**Given exercise:** Using the records below, report how many lines hold "Tabellen", with no extra text.
— Start of Records to process —
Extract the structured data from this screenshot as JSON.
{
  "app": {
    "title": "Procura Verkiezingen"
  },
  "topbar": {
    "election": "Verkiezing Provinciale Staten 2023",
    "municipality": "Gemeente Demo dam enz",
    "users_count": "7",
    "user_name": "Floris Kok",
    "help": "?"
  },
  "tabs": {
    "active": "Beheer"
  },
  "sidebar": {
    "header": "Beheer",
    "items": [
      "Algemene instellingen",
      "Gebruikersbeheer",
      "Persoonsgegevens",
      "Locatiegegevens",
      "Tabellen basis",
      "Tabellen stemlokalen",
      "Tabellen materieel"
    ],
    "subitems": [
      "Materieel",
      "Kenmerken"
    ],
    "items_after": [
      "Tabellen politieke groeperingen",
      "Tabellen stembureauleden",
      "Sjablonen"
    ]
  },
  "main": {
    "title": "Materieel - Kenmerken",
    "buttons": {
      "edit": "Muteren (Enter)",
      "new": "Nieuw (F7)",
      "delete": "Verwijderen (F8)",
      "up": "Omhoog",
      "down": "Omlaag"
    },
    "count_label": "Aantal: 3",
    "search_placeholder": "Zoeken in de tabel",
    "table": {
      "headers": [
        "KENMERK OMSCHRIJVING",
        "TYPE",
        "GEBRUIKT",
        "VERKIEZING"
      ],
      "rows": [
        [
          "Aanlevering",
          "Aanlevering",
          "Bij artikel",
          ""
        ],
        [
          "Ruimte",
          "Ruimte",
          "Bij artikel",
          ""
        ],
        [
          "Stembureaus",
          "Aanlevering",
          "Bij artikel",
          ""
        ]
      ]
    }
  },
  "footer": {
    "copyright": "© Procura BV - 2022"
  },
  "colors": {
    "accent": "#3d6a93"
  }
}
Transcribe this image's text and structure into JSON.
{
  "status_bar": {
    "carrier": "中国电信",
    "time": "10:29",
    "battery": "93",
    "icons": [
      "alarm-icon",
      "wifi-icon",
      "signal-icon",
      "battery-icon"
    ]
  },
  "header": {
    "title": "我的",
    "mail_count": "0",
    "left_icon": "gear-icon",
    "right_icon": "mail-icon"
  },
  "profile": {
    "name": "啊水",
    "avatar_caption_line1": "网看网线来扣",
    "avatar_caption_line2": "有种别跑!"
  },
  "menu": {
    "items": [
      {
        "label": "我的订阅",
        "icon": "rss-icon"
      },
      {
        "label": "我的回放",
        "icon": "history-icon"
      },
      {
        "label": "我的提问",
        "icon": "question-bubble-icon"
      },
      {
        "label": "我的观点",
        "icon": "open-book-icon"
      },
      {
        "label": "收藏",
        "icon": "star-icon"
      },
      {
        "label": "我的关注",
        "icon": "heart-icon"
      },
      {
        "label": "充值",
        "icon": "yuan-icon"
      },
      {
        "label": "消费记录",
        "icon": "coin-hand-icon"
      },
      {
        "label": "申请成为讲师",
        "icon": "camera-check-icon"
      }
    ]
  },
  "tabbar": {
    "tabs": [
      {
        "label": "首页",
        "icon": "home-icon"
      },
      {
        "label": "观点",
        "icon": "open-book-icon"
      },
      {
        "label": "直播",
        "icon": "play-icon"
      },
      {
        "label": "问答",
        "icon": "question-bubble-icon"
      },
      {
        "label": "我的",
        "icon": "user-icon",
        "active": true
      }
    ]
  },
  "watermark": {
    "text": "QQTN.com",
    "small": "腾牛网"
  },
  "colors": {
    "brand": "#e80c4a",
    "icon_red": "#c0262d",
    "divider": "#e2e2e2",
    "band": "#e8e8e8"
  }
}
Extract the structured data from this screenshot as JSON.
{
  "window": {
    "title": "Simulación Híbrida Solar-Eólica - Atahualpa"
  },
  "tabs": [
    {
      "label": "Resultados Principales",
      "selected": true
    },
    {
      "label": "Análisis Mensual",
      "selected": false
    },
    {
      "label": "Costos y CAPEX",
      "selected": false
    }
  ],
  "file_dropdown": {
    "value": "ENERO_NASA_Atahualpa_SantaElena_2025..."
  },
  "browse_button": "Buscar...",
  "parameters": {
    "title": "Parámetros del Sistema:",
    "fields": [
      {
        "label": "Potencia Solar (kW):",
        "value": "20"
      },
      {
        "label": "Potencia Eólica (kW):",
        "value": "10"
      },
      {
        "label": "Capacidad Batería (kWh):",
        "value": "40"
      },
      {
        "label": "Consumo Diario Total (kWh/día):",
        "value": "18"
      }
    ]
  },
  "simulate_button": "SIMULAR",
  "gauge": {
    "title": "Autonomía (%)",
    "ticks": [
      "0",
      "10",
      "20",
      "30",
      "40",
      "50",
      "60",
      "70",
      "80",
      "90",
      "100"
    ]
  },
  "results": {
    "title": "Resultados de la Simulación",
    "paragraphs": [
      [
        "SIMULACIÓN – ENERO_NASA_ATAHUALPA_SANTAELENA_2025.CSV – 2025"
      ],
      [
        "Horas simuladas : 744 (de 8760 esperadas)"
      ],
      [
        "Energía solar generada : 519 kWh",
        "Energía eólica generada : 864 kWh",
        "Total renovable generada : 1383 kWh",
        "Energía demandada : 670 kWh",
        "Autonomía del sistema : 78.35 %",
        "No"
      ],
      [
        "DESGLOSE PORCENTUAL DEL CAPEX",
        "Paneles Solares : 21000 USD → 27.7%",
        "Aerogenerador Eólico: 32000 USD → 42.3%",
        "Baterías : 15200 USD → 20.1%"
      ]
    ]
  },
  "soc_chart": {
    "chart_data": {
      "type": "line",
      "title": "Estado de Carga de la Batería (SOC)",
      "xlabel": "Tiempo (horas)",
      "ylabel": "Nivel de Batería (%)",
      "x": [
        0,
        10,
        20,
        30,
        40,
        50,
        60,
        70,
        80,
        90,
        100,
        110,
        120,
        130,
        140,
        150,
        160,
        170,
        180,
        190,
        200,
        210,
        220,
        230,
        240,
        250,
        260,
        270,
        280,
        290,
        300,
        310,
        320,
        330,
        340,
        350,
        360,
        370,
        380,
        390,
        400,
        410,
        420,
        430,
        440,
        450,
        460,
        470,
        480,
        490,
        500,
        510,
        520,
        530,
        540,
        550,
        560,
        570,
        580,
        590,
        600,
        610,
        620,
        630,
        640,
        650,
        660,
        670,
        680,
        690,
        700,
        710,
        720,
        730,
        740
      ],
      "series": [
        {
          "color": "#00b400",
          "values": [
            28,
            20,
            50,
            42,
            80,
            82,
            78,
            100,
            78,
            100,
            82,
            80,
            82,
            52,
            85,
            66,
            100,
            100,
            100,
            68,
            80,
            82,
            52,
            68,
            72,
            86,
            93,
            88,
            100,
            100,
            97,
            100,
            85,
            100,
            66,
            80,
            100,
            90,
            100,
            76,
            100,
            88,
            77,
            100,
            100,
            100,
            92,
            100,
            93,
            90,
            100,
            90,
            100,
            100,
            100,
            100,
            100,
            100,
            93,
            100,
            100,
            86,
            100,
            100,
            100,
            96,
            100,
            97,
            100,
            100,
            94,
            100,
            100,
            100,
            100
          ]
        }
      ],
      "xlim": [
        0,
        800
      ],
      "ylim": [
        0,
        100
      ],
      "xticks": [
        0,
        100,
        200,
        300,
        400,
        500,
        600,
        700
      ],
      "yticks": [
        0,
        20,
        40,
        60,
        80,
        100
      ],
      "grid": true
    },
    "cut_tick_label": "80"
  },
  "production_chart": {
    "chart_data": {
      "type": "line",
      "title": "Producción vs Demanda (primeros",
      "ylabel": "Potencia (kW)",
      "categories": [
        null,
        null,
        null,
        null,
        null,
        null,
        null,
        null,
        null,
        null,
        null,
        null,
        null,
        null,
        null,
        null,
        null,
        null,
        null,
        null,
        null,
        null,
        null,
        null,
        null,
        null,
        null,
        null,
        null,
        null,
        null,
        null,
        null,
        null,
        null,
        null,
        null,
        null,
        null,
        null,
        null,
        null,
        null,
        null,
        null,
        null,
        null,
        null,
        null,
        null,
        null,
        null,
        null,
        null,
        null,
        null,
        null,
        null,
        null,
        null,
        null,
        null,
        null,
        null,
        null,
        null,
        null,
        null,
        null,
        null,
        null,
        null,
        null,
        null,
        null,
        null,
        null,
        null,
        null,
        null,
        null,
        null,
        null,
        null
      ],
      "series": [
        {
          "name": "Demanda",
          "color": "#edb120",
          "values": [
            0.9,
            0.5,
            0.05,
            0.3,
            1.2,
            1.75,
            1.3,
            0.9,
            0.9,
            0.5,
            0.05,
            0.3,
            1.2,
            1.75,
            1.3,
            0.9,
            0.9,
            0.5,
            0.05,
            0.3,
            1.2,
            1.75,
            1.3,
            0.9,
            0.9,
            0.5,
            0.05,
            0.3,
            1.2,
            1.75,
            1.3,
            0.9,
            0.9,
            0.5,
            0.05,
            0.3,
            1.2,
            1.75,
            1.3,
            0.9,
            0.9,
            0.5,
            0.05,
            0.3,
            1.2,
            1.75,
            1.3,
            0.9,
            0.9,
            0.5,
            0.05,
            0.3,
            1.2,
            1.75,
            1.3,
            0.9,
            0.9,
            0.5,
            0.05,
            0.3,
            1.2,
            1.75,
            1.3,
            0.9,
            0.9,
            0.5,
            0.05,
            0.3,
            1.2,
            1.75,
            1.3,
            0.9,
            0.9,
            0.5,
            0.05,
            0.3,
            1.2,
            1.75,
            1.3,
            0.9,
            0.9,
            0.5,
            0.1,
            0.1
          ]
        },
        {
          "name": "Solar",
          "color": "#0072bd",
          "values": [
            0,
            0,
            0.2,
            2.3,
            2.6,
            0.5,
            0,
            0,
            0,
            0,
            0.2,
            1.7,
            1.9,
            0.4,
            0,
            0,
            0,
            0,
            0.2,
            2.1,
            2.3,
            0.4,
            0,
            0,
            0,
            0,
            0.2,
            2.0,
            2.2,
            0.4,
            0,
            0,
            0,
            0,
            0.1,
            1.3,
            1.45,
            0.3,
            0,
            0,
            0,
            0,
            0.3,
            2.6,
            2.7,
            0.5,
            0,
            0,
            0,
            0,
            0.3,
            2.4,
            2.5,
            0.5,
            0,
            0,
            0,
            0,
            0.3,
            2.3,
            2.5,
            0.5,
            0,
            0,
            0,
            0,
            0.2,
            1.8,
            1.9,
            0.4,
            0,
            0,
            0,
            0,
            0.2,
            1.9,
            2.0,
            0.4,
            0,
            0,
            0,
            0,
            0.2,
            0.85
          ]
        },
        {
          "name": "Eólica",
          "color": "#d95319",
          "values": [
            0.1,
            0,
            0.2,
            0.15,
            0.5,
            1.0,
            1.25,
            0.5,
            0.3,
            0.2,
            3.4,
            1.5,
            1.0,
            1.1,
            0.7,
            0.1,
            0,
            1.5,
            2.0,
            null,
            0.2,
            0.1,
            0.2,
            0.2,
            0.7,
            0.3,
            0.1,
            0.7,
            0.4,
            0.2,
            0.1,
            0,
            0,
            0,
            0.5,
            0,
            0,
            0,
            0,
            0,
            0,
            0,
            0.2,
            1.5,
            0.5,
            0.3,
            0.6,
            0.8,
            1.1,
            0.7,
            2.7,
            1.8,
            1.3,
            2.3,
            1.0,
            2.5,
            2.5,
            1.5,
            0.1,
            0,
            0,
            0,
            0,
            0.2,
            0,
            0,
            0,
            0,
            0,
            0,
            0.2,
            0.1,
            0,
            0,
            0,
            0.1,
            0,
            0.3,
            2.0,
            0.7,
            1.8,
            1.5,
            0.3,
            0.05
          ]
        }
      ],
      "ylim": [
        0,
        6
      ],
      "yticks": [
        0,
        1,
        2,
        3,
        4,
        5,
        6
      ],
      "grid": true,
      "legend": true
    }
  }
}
— End of Records to process —
**Written reply:** 5